■ **Exercise**
Write out every line of the material exactly as it appears.

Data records
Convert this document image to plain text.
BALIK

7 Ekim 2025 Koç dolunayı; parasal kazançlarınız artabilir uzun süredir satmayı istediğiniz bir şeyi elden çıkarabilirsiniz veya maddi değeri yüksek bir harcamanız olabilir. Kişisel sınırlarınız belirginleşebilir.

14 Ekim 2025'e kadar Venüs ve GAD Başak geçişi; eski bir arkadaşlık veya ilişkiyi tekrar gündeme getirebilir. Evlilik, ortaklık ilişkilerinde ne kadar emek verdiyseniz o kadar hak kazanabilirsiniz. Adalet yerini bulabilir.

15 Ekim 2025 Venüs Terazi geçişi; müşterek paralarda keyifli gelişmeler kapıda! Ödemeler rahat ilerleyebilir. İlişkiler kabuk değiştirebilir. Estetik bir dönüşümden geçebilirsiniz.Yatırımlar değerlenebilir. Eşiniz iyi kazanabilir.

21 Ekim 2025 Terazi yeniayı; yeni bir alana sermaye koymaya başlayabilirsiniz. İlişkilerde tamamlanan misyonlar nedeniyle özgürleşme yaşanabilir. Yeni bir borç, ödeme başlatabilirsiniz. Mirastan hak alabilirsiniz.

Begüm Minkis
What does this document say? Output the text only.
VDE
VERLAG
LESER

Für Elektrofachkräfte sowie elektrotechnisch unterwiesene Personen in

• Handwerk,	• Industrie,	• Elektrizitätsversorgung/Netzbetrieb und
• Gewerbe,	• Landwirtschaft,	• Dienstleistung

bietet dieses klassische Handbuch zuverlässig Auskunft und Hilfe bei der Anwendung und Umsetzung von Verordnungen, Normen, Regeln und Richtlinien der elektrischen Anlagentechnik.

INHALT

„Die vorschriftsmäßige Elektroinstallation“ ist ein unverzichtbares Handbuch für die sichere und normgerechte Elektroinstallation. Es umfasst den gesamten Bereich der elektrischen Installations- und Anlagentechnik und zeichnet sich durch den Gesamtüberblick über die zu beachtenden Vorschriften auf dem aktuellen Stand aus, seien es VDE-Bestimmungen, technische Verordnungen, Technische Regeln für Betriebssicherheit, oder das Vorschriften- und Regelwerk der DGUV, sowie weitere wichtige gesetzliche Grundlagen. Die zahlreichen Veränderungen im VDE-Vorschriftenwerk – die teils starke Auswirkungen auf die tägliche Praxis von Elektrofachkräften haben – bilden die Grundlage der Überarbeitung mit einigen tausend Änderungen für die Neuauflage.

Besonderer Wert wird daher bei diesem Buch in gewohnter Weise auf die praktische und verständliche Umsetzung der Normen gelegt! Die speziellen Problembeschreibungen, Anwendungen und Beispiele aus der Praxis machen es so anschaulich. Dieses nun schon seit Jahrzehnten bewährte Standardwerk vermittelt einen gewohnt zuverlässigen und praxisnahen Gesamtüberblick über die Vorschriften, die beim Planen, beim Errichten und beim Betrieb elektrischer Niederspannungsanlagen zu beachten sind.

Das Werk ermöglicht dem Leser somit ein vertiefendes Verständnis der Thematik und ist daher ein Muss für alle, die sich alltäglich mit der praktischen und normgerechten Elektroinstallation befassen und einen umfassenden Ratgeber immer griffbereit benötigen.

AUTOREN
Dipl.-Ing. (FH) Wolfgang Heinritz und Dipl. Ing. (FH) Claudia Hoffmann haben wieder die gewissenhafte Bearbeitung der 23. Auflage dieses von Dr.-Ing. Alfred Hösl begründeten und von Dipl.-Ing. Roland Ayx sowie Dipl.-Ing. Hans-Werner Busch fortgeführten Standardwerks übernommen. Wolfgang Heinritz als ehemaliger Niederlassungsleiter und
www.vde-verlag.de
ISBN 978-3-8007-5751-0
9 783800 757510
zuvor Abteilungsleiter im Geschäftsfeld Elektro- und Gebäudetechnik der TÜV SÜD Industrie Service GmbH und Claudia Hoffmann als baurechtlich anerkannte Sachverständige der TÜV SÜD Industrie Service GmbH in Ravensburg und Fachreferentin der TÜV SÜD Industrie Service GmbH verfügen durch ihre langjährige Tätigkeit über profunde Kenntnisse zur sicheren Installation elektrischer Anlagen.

■ **Correct response**
Convert this document image to plain text.
BALIK

7 Ekim 2025 Koç dolunayı; parasal kazançlarınız artabilir uzun süredir satmayı istediğiniz bir şeyi elden çıkarabilirsiniz veya maddi değeri yüksek bir harcamanız olabilir. Kişisel sınırlarınız belirginleşebilir.

14 Ekim 2025'e kadar Venüs ve GAD Başak geçişi; eski bir arkadaşlık veya ilişkiyi tekrar gündeme getirebilir. Evlilik, ortaklık ilişkilerinde ne kadar emek verdiyseniz o kadar hak kazanabilirsiniz. Adalet yerini bulabilir.

15 Ekim 2025 Venüs Terazi geçişi; müşterek paralarda keyifli gelişmeler kapıda! Ödemeler rahat ilerleyebilir. İlişkiler kabuk değiştirebilir. Estetik bir dönüşümden geçebilirsiniz.Yatırımlar değerlenebilir. Eşiniz iyi kazanabilir.

21 Ekim 2025 Terazi yeniayı; yeni bir alana sermaye koymaya başlayabilirsiniz. İlişkilerde tamamlanan misyonlar nedeniyle özgürleşme yaşanabilir. Yeni bir borç, ödeme başlatabilirsiniz. Mirastan hak alabilirsiniz.

Begüm Minkis
What does this document say? Output the text only.
VDE
VERLAG
LESER

Für Elektrofachkräfte sowie elektrotechnisch unterwiesene Personen in

• Handwerk,	• Industrie,	• Elektrizitätsversorgung/Netzbetrieb und
• Gewerbe,	• Landwirtschaft,	• Dienstleistung

bietet dieses klassische Handbuch zuverlässig Auskunft und Hilfe bei der Anwendung und Umsetzung von Verordnungen, Normen, Regeln und Richtlinien der elektrischen Anlagentechnik.

INHALT

„Die vorschriftsmäßige Elektroinstallation“ ist ein unverzichtbares Handbuch für die sichere und normgerechte Elektroinstallation. Es umfasst den gesamten Bereich der elektrischen Installations- und Anlagentechnik und zeichnet sich durch den Gesamtüberblick über die zu beachtenden Vorschriften auf dem aktuellen Stand aus, seien es VDE-Bestimmungen, technische Verordnungen, Technische Regeln für Betriebssicherheit, oder das Vorschriften- und Regelwerk der DGUV, sowie weitere wichtige gesetzliche Grundlagen. Die zahlreichen Veränderungen im VDE-Vorschriftenwerk – die teils starke Auswirkungen auf die tägliche Praxis von Elektrofachkräften haben – bilden die Grundlage der Überarbeitung mit einigen tausend Änderungen für die Neuauflage.

Besonderer Wert wird daher bei diesem Buch in gewohnter Weise auf die praktische und verständliche Umsetzung der Normen gelegt! Die speziellen Problembeschreibungen, Anwendungen und Beispiele aus der Praxis machen es so anschaulich. Dieses nun schon seit Jahrzehnten bewährte Standardwerk vermittelt einen gewohnt zuverlässigen und praxisnahen Gesamtüberblick über die Vorschriften, die beim Planen, beim Errichten und beim Betrieb elektrischer Niederspannungsanlagen zu beachten sind.

Das Werk ermöglicht dem Leser somit ein vertiefendes Verständnis der Thematik und ist daher ein Muss für alle, die sich alltäglich mit der praktischen und normgerechten Elektroinstallation befassen und einen umfassenden Ratgeber immer griffbereit benötigen.

AUTOREN
Dipl.-Ing. (FH) Wolfgang Heinritz und Dipl. Ing. (FH) Claudia Hoffmann haben wieder die gewissenhafte Bearbeitung der 23. Auflage dieses von Dr.-Ing. Alfred Hösl begründeten und von Dipl.-Ing. Roland Ayx sowie Dipl.-Ing. Hans-Werner Busch fortgeführten Standardwerks übernommen. Wolfgang Heinritz als ehemaliger Niederlassungsleiter und
www.vde-verlag.de
ISBN 978-3-8007-5751-0
9 783800 757510
zuvor Abteilungsleiter im Geschäftsfeld Elektro- und Gebäudetechnik der TÜV SÜD Industrie Service GmbH und Claudia Hoffmann als baurechtlich anerkannte Sachverständige der TÜV SÜD Industrie Service GmbH in Ravensburg und Fachreferentin der TÜV SÜD Industrie Service GmbH verfügen durch ihre langjährige Tätigkeit über profunde Kenntnisse zur sicheren Installation elektrischer Anlagen.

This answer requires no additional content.